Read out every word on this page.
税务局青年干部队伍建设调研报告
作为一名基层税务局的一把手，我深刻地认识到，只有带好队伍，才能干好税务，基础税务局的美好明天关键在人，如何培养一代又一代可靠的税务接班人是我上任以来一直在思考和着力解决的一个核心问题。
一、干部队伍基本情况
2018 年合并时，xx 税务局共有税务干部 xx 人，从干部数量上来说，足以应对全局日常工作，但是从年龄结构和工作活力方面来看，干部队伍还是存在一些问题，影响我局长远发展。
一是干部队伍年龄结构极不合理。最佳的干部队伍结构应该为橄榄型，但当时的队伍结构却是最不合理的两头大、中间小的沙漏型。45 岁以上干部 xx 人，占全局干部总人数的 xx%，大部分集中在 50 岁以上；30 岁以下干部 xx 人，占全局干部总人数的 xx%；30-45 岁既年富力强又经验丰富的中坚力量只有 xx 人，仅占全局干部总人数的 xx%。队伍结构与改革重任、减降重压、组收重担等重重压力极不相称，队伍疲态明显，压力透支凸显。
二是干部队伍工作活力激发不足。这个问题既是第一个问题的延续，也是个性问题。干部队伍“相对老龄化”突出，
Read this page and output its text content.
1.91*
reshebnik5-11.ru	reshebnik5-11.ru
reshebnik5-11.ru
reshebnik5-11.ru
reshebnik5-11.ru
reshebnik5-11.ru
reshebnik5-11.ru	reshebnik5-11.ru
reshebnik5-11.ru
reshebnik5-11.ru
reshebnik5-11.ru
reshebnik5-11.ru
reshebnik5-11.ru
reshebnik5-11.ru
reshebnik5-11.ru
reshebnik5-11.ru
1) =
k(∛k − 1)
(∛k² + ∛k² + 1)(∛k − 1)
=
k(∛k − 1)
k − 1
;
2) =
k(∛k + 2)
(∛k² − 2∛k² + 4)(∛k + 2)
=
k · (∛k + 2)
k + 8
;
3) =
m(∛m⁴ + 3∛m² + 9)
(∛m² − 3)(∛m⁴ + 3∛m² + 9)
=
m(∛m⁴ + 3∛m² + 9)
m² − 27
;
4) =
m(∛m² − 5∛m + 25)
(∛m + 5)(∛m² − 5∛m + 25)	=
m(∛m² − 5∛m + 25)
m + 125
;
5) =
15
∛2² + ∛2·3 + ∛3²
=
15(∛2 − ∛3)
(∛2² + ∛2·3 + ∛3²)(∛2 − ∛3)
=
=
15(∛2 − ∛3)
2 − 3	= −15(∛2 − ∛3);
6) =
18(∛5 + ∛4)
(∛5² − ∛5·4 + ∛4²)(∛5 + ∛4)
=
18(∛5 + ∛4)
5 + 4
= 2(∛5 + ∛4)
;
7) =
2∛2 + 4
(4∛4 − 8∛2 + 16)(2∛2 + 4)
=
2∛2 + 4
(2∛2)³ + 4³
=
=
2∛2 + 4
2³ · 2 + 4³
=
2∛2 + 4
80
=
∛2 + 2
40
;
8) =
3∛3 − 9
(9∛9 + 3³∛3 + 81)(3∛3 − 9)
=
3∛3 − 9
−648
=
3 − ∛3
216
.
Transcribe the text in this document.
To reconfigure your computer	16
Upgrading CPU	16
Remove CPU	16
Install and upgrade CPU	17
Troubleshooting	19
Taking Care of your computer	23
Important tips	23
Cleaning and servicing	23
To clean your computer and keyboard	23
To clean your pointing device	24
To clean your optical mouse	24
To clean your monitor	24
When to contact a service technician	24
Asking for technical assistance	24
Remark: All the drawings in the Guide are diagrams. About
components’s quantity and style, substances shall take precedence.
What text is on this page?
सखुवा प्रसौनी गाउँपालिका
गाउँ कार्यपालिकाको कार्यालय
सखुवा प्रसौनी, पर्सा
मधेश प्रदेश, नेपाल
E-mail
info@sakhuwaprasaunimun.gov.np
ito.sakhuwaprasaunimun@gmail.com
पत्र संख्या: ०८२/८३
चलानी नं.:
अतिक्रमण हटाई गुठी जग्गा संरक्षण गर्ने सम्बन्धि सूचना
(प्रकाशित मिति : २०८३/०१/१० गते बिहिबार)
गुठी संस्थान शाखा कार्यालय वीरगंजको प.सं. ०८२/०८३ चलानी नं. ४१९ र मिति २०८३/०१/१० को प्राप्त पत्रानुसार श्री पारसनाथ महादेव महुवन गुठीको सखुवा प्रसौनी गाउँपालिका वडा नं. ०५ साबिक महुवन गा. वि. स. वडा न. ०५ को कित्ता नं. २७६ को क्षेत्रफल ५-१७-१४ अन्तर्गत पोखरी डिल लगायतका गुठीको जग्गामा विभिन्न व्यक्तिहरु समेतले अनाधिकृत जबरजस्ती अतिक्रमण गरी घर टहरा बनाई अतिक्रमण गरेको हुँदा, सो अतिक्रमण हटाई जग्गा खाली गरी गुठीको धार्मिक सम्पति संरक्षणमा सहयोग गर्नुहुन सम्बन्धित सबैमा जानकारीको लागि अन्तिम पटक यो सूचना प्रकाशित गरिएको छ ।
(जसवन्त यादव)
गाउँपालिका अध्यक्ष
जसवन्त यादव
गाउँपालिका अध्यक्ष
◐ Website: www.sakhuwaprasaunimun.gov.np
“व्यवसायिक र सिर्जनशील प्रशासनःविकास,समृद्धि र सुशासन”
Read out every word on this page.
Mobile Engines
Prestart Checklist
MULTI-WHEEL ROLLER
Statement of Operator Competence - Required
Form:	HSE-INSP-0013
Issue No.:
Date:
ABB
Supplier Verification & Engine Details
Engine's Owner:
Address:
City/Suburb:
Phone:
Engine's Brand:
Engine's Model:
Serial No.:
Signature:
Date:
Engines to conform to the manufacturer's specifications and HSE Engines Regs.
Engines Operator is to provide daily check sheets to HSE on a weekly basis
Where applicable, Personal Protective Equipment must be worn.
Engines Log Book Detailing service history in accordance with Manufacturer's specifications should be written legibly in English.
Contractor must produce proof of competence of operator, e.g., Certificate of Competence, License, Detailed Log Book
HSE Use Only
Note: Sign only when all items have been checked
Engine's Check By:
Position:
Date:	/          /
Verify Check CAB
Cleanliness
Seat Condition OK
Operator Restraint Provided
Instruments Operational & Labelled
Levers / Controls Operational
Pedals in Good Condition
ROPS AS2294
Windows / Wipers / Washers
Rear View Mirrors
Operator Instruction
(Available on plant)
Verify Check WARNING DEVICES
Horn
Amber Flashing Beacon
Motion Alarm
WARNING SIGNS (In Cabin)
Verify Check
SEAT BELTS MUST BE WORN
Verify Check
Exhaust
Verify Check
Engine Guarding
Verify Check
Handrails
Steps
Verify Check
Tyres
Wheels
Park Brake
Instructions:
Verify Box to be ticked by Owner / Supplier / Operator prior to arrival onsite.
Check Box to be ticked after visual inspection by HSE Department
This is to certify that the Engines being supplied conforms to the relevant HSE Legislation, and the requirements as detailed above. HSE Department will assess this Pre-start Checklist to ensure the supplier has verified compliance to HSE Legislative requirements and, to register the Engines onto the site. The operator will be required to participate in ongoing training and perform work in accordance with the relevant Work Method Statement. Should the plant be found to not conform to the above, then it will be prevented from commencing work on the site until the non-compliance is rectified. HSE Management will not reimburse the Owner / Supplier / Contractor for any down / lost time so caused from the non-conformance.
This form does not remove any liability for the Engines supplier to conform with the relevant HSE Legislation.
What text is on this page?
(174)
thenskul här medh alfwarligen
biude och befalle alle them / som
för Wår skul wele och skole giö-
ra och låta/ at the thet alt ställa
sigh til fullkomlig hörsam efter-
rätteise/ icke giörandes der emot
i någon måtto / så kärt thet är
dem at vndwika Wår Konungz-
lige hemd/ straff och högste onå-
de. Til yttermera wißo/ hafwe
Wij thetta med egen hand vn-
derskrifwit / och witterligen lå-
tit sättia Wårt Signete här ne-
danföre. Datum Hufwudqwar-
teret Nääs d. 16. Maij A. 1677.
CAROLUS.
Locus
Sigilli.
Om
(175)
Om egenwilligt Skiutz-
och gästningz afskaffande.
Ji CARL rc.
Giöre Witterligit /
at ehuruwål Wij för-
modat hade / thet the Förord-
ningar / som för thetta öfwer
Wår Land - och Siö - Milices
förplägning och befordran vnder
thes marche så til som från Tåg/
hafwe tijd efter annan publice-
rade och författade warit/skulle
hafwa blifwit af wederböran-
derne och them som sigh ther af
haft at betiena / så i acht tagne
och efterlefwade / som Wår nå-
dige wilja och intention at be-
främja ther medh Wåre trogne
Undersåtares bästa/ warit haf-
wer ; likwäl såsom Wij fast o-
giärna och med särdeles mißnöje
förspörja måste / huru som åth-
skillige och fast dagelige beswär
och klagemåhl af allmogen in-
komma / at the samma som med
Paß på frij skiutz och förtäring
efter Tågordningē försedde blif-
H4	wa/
★ ★ ★
WHAT THE TASK REQUIRES:
For the records above, state how many lines include the string "Condition", giving the number and nothing else.

SOLUTION TO THIS PROBLEM:
2